QUOTED PASSAGE:

::::::

I've had friends/family that have also had a really good experiences at St Anthony and Baptist. But i would avoid Midwest City, Deaconness, or Norman if possible. There's nothing wrong with OU either, its just extremely busy. But cost wise, really they're all about the same. You should be able to call your insurance company and ask for a cost estimate for a typical delivery for specific facilities that are in-network though. If they wont do that, you might try a Health Advocate.

worthy cook
03-30-2018, 09:43 AM
We've had 2 kiddos at lakeside, one in 2015 and one in 2018. before obamacare it was around $3K out of pocket, after obamacare it was almost $7K out of pocket. But that's another discussion :)

They are rockstars there. Everyone is very nice, very professional, and implement high security features. The meals aren't bad either. My sister has had 2 at baptist and it was nice too, but she was only there because of the NICU.

AP
03-30-2018, 10:57 AM
We just had our child in January at Baptist and it was great. It cost us $0 though because of Tricare, so I'm not sure on price.

Celebrator
03-30-2018, 12:26 PM
^^^^^^^
Gotta say I agree with being somewhere close to emergency and neonatal unit. The idea of a home delivery by midwife sounds really great...until it isn’t. I’ve been doing tons of ancestry reasearch and have come across many, MANY “died in childbirth” and “infant so-and-so.” It’s sobering how something we take for granted today routinely resulted in death for the mother and/or the baby a little more than a century ago.

Midwives always have a backup doctor at a local hospital, but if the mother and baby are deemed low risk for a normal birth the births are well...usually normal with rare exceptions. And you can stay in your own familiar room, eat your own food, move around if you want to instead of being forced to stay in bed in your hospital room (my wife and I took a walk around the block just a few hours before our son's arrival) instead of being treated like you have some sort of problem or illness. It's childbirth. It's natural and normal and is pulled off successfully by thousands of strong women around the world each and everyday. As I said, it may not be for everyone, but it is not risky or dangerous if everything in prenatal evaluation by the midwives seems normal. We loved it and had two wonderfully strong and healthy babies who are now strong and healthy kids!

::::::

BRIEF 1: Copy the hospital birth discussion from "I've had friends/family" to "another discussion :)", substituting "health plan" for "insurance company".
BRIEF 2: In two sentences, summarize the hospital birth discussion.
BRIEF 3: Write the next part of the hospital birth discussion, picking up after its last sentence.

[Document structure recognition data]
::::::

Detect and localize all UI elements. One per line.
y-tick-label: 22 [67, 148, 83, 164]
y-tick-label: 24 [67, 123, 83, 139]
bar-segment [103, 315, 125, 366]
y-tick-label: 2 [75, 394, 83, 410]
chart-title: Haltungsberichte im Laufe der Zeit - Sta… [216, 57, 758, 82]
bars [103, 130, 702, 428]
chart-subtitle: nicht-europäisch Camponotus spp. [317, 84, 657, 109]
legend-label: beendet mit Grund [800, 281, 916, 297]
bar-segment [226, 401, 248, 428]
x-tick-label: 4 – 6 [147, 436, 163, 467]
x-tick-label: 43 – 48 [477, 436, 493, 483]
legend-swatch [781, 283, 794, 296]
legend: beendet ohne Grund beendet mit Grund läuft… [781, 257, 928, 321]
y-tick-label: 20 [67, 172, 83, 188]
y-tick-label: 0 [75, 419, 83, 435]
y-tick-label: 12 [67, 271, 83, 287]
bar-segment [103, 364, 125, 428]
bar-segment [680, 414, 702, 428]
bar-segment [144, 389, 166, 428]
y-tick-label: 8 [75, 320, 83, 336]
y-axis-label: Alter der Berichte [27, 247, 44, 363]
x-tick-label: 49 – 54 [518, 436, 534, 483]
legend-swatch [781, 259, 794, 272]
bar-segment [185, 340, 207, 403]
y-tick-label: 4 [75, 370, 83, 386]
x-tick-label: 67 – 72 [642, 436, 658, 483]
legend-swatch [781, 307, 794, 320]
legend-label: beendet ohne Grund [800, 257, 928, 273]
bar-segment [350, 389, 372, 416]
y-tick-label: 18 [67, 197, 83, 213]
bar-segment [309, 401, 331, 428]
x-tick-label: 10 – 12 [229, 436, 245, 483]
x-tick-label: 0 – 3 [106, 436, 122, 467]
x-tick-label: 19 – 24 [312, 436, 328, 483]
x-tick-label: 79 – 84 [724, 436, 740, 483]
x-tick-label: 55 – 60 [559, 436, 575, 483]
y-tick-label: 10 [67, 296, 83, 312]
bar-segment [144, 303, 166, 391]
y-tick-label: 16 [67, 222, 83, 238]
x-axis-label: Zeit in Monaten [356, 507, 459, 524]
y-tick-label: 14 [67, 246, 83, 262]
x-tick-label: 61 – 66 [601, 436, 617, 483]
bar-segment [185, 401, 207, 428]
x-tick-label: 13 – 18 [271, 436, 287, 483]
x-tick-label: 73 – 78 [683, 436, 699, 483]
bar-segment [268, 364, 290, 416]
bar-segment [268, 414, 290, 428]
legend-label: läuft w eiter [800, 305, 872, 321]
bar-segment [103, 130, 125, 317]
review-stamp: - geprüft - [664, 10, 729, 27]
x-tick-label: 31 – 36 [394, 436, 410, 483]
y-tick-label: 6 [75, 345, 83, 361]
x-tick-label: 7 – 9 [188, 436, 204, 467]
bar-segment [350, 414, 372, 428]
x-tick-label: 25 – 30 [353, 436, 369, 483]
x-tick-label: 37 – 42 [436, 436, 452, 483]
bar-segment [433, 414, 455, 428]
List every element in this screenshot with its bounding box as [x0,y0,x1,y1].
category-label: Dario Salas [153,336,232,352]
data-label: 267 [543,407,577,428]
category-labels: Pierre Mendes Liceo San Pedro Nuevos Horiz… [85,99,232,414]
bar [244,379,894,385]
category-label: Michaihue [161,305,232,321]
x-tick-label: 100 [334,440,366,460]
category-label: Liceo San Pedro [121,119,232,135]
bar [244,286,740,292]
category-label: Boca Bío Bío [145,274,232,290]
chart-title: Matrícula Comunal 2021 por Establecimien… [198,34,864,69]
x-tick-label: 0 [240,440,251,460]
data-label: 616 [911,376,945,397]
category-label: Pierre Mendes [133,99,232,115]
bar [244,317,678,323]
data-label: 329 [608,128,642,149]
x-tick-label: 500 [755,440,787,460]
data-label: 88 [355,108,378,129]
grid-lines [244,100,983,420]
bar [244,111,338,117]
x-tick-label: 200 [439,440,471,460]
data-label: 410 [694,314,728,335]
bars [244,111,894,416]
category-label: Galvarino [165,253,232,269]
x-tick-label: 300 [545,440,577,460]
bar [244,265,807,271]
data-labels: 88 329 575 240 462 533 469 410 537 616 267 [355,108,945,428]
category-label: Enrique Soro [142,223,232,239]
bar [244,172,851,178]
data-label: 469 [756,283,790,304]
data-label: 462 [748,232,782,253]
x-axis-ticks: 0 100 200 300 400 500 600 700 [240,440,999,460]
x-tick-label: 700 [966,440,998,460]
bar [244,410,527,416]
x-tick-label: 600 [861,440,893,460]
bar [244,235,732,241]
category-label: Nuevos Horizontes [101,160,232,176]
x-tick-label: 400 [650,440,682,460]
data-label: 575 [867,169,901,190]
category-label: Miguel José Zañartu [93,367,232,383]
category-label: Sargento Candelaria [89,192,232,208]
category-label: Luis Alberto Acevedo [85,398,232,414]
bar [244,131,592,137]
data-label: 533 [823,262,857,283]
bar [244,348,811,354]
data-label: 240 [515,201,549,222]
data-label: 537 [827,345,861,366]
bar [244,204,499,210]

::::::

EXERCISE OUTPUT 1:
I've had friends/family that have also had a really good experiences at St Anthony and Baptist. But i would avoid Midwest City, Deaconness, or Norman if possible. There's nothing wrong with OU either, its just extremely busy. But cost wise, really they're all about the same. You should be able to call your health plan and ask for a cost estimate for a typical delivery for specific facilities that are in-network though. If they wont do that, you might try a Health Advocate.

worthy cook
03-30-2018, 09:43 AM
We've had 2 kiddos at lakeside, one in 2015 and one in 2018. before obamacare it was around $3K out of pocket, after obamacare it was almost $7K out of pocket. But that's another discussion :)

EXERCISE OUTPUT 2: Posters report good experiences delivering at hospitals such as St Anthony, Baptist, and Lakeside, with one saying costs are about the same everywhere and another saying out-of-pocket costs rose from around $3K to almost $7K after Obamacare. A final poster argues that a midwife-attended home birth is not risky if prenatal evaluation seems normal, since midwives always have a backup doctor at a local hospital.

EXERCISE OUTPUT 3:
Midtowner
04-01-2018, 10:43 AM
We did HealthChoice high at OU Children's Hospital. They seriously need to get their isht together in their billing department. We negotiated the initial bill down about 20% after receiving it and offering to pay cash. That got us down to $2,400 or so. We then got the $1,600 bill from the anesthesiologist for performing the epidural. The real pisser was a $400 bill for a hearing test which took about 2 minutes to perform. Got a separate bill from the pathology lab, probably around $300. (numbers are all approximations, but they are around what I recall they were). Oh and the doc's fee was prepaid and was ~$1000.

Probably the most infuriating thing was a $750 bill we got--for I don't know what--about 1 1/2 years after the birth. And now we've recently been given notice that we're going to get a refund for something in the neighborhood of $400 for overcharges they've corrected.

The experience was great. The physicians were all great. The billing practices though are the sort of thing which, if I tried them in my practice, would probably put my license in peril. We're over 2 years out and the thing still isn't settled.